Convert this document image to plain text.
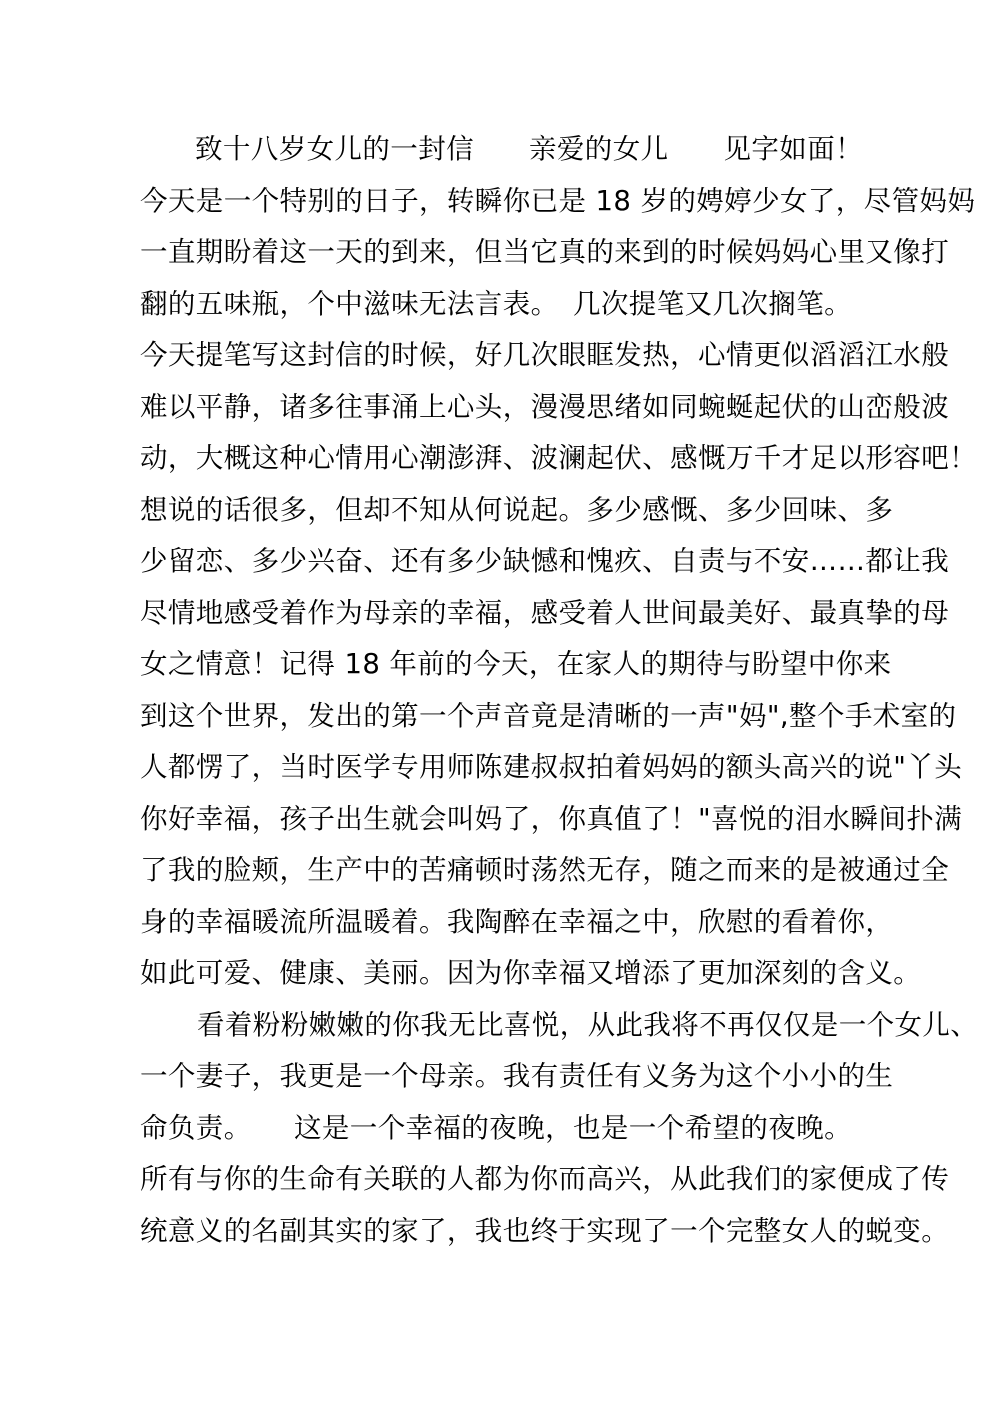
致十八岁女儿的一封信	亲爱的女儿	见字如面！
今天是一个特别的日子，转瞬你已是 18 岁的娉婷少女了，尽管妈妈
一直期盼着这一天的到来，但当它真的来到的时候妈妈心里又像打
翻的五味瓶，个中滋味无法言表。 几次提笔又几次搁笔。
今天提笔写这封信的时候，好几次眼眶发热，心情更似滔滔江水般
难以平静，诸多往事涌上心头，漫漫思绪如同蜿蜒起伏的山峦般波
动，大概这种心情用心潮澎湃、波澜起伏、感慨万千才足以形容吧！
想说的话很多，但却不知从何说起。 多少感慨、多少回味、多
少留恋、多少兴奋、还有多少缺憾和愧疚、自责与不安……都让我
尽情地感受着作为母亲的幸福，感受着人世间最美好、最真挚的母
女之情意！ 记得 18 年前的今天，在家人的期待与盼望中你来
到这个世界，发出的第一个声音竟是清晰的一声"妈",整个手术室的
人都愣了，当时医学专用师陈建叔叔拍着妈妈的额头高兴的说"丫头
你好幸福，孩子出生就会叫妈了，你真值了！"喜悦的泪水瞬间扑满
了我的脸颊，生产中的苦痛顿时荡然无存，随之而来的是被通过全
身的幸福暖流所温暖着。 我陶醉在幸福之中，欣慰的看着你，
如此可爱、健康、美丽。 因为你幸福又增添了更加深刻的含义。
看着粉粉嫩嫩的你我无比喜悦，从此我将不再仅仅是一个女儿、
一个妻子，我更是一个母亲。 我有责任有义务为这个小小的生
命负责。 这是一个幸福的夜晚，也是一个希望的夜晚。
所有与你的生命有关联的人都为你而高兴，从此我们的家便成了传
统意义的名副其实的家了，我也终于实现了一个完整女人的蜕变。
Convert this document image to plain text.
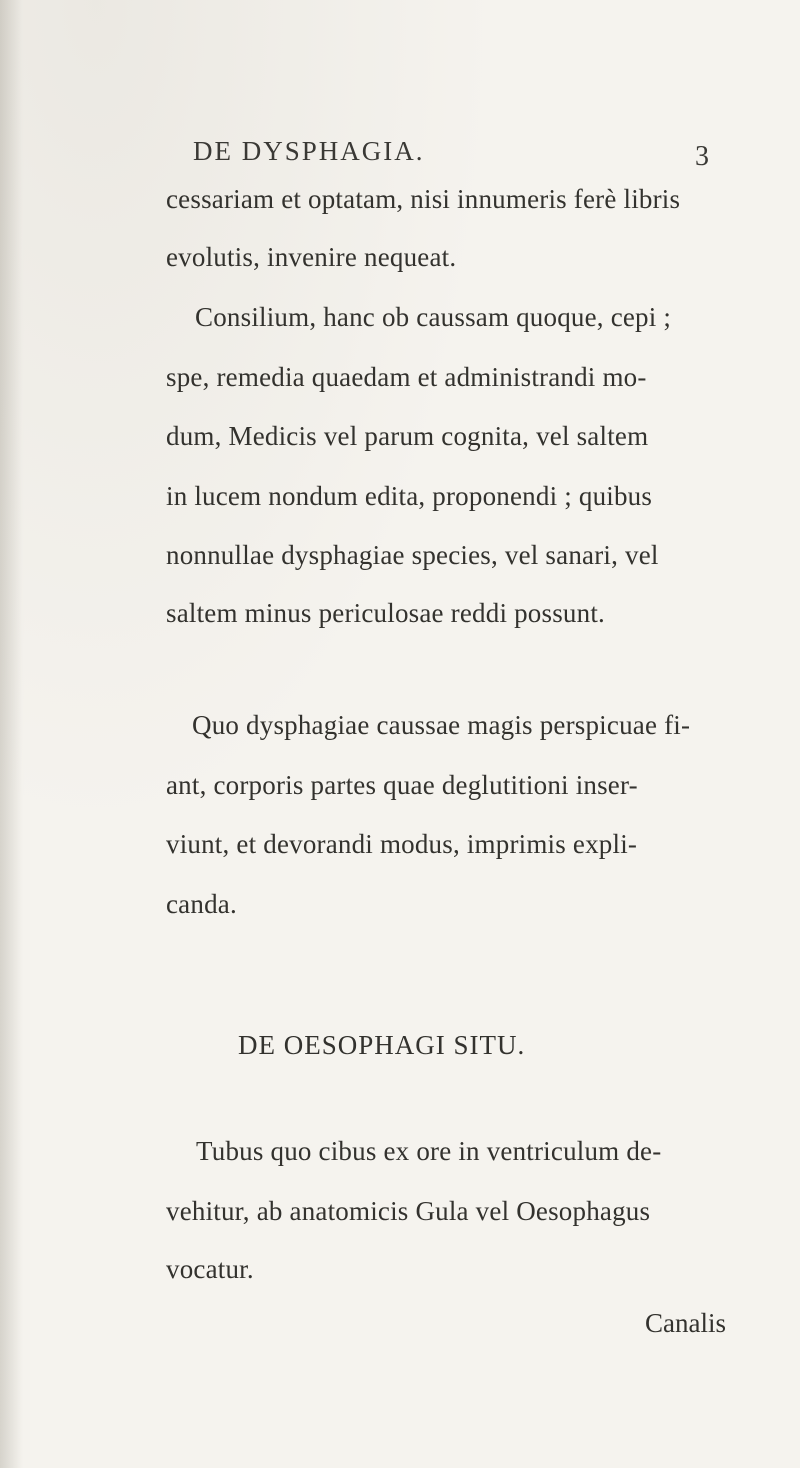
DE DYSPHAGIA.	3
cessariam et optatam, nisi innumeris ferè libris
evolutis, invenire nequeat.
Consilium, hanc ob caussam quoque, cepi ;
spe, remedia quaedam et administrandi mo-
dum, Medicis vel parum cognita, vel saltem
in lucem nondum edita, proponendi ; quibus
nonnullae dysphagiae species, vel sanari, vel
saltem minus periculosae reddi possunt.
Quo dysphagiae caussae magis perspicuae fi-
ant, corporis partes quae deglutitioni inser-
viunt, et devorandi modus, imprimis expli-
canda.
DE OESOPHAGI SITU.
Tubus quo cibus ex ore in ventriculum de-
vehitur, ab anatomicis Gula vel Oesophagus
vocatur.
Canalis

################

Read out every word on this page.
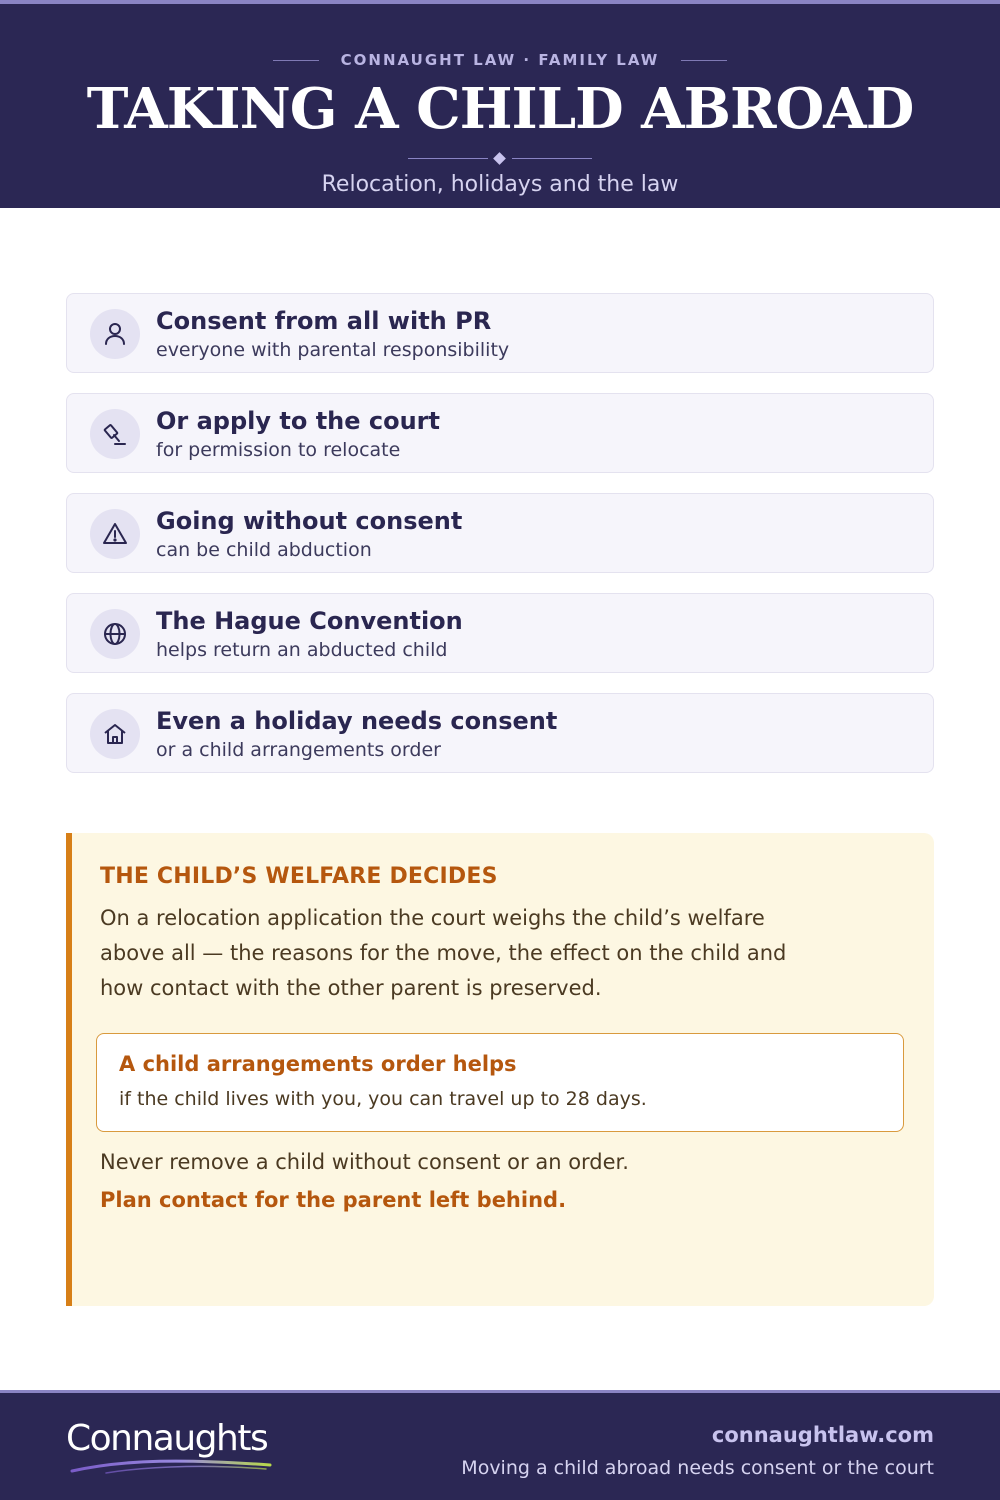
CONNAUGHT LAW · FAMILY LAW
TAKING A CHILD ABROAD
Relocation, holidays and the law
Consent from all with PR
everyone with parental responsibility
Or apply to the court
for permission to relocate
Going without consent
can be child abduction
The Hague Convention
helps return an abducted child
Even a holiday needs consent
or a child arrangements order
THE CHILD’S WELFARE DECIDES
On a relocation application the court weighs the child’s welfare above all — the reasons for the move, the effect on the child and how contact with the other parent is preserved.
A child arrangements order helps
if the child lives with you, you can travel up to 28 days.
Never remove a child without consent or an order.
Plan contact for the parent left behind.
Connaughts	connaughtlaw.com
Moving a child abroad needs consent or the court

################

Pick out every line above that contains the word "dysphagiae" and copy it.

nonnullae dysphagiae species, vel sanari, vel
Quo dysphagiae caussae magis perspicuae fi-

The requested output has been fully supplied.